TASK DESCRIPTION>
Each record should be set down again so that it matches the original exactly.

*-*-*

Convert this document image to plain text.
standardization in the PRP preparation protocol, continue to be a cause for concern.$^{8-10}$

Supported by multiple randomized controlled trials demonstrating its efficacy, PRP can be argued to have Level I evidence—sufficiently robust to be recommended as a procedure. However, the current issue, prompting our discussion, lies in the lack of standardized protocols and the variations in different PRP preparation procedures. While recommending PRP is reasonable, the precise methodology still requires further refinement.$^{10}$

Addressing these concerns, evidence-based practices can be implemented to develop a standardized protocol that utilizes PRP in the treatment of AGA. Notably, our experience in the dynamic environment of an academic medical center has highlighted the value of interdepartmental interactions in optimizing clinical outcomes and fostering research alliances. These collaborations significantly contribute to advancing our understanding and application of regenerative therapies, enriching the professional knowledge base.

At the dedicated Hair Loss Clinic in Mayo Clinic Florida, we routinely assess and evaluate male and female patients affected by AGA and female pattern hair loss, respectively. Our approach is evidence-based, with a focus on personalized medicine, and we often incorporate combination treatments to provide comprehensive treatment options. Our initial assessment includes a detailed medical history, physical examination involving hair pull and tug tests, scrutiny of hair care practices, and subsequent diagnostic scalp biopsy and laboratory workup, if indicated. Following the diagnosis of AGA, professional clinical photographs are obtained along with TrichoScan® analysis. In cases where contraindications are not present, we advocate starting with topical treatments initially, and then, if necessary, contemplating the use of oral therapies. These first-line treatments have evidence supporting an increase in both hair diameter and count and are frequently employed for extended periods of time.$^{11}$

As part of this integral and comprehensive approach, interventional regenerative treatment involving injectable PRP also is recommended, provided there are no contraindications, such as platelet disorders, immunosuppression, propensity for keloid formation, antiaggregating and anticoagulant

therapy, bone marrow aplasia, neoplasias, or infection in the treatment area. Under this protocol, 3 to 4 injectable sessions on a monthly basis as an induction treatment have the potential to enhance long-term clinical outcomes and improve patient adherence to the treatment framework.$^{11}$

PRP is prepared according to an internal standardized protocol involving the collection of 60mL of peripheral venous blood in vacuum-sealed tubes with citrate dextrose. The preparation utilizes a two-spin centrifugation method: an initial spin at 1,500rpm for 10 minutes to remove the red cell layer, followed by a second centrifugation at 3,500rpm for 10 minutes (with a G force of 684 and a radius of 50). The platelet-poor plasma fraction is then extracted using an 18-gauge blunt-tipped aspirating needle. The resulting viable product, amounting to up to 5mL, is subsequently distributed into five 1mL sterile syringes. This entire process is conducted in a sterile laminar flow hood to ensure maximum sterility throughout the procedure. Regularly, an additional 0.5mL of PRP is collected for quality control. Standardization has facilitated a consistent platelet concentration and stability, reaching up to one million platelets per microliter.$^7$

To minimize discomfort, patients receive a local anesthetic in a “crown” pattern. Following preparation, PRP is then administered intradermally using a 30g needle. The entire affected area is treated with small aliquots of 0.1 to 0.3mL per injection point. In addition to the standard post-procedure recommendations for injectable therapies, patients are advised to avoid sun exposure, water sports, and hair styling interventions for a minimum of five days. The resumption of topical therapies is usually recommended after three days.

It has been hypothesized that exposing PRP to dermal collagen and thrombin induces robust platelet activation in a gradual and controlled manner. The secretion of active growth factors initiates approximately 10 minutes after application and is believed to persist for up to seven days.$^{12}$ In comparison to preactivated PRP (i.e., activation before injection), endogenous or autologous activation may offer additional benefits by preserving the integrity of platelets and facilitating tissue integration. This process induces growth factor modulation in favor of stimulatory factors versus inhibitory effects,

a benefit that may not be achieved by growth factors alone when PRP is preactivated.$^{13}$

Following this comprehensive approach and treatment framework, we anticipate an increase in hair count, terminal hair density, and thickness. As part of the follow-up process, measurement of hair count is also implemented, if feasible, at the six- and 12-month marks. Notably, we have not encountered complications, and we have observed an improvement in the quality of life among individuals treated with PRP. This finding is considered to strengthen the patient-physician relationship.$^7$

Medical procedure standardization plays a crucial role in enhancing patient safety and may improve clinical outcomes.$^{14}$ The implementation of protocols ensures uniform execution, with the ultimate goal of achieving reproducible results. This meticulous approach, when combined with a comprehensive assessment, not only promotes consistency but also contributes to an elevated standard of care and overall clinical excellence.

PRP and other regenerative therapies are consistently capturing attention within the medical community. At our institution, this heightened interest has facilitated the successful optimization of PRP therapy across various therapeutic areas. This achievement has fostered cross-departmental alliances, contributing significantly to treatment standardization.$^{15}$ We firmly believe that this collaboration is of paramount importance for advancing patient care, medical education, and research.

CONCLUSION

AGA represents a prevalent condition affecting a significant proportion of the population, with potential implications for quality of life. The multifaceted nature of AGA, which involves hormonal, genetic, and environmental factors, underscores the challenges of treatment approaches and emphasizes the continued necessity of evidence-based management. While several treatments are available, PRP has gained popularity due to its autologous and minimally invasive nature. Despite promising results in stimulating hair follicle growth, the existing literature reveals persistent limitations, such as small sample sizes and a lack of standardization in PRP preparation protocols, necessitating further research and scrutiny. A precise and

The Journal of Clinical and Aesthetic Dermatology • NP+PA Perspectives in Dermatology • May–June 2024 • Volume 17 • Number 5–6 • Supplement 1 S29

*-*-*

ANSWER SPACE>
Convert this document image to plain text.
standardization in the PRP preparation protocol, continue to be a cause for concern.$^{8-10}$

Supported by multiple randomized controlled trials demonstrating its efficacy, PRP can be argued to have Level I evidence—sufficiently robust to be recommended as a procedure. However, the current issue, prompting our discussion, lies in the lack of standardized protocols and the variations in different PRP preparation procedures. While recommending PRP is reasonable, the precise methodology still requires further refinement.$^{10}$

Addressing these concerns, evidence-based practices can be implemented to develop a standardized protocol that utilizes PRP in the treatment of AGA. Notably, our experience in the dynamic environment of an academic medical center has highlighted the value of interdepartmental interactions in optimizing clinical outcomes and fostering research alliances. These collaborations significantly contribute to advancing our understanding and application of regenerative therapies, enriching the professional knowledge base.

At the dedicated Hair Loss Clinic in Mayo Clinic Florida, we routinely assess and evaluate male and female patients affected by AGA and female pattern hair loss, respectively. Our approach is evidence-based, with a focus on personalized medicine, and we often incorporate combination treatments to provide comprehensive treatment options. Our initial assessment includes a detailed medical history, physical examination involving hair pull and tug tests, scrutiny of hair care practices, and subsequent diagnostic scalp biopsy and laboratory workup, if indicated. Following the diagnosis of AGA, professional clinical photographs are obtained along with TrichoScan® analysis. In cases where contraindications are not present, we advocate starting with topical treatments initially, and then, if necessary, contemplating the use of oral therapies. These first-line treatments have evidence supporting an increase in both hair diameter and count and are frequently employed for extended periods of time.$^{11}$

As part of this integral and comprehensive approach, interventional regenerative treatment involving injectable PRP also is recommended, provided there are no contraindications, such as platelet disorders, immunosuppression, propensity for keloid formation, antiaggregating and anticoagulant

therapy, bone marrow aplasia, neoplasias, or infection in the treatment area. Under this protocol, 3 to 4 injectable sessions on a monthly basis as an induction treatment have the potential to enhance long-term clinical outcomes and improve patient adherence to the treatment framework.$^{11}$

PRP is prepared according to an internal standardized protocol involving the collection of 60mL of peripheral venous blood in vacuum-sealed tubes with citrate dextrose. The preparation utilizes a two-spin centrifugation method: an initial spin at 1,500rpm for 10 minutes to remove the red cell layer, followed by a second centrifugation at 3,500rpm for 10 minutes (with a G force of 684 and a radius of 50). The platelet-poor plasma fraction is then extracted using an 18-gauge blunt-tipped aspirating needle. The resulting viable product, amounting to up to 5mL, is subsequently distributed into five 1mL sterile syringes. This entire process is conducted in a sterile laminar flow hood to ensure maximum sterility throughout the procedure. Regularly, an additional 0.5mL of PRP is collected for quality control. Standardization has facilitated a consistent platelet concentration and stability, reaching up to one million platelets per microliter.$^7$

To minimize discomfort, patients receive a local anesthetic in a “crown” pattern. Following preparation, PRP is then administered intradermally using a 30g needle. The entire affected area is treated with small aliquots of 0.1 to 0.3mL per injection point. In addition to the standard post-procedure recommendations for injectable therapies, patients are advised to avoid sun exposure, water sports, and hair styling interventions for a minimum of five days. The resumption of topical therapies is usually recommended after three days.

It has been hypothesized that exposing PRP to dermal collagen and thrombin induces robust platelet activation in a gradual and controlled manner. The secretion of active growth factors initiates approximately 10 minutes after application and is believed to persist for up to seven days.$^{12}$ In comparison to preactivated PRP (i.e., activation before injection), endogenous or autologous activation may offer additional benefits by preserving the integrity of platelets and facilitating tissue integration. This process induces growth factor modulation in favor of stimulatory factors versus inhibitory effects,

a benefit that may not be achieved by growth factors alone when PRP is preactivated.$^{13}$

Following this comprehensive approach and treatment framework, we anticipate an increase in hair count, terminal hair density, and thickness. As part of the follow-up process, measurement of hair count is also implemented, if feasible, at the six- and 12-month marks. Notably, we have not encountered complications, and we have observed an improvement in the quality of life among individuals treated with PRP. This finding is considered to strengthen the patient-physician relationship.$^7$

Medical procedure standardization plays a crucial role in enhancing patient safety and may improve clinical outcomes.$^{14}$ The implementation of protocols ensures uniform execution, with the ultimate goal of achieving reproducible results. This meticulous approach, when combined with a comprehensive assessment, not only promotes consistency but also contributes to an elevated standard of care and overall clinical excellence.

PRP and other regenerative therapies are consistently capturing attention within the medical community. At our institution, this heightened interest has facilitated the successful optimization of PRP therapy across various therapeutic areas. This achievement has fostered cross-departmental alliances, contributing significantly to treatment standardization.$^{15}$ We firmly believe that this collaboration is of paramount importance for advancing patient care, medical education, and research.

CONCLUSION

AGA represents a prevalent condition affecting a significant proportion of the population, with potential implications for quality of life. The multifaceted nature of AGA, which involves hormonal, genetic, and environmental factors, underscores the challenges of treatment approaches and emphasizes the continued necessity of evidence-based management. While several treatments are available, PRP has gained popularity due to its autologous and minimally invasive nature. Despite promising results in stimulating hair follicle growth, the existing literature reveals persistent limitations, such as small sample sizes and a lack of standardization in PRP preparation protocols, necessitating further research and scrutiny. A precise and

The Journal of Clinical and Aesthetic Dermatology • NP+PA Perspectives in Dermatology • May–June 2024 • Volume 17 • Number 5–6 • Supplement 1 S29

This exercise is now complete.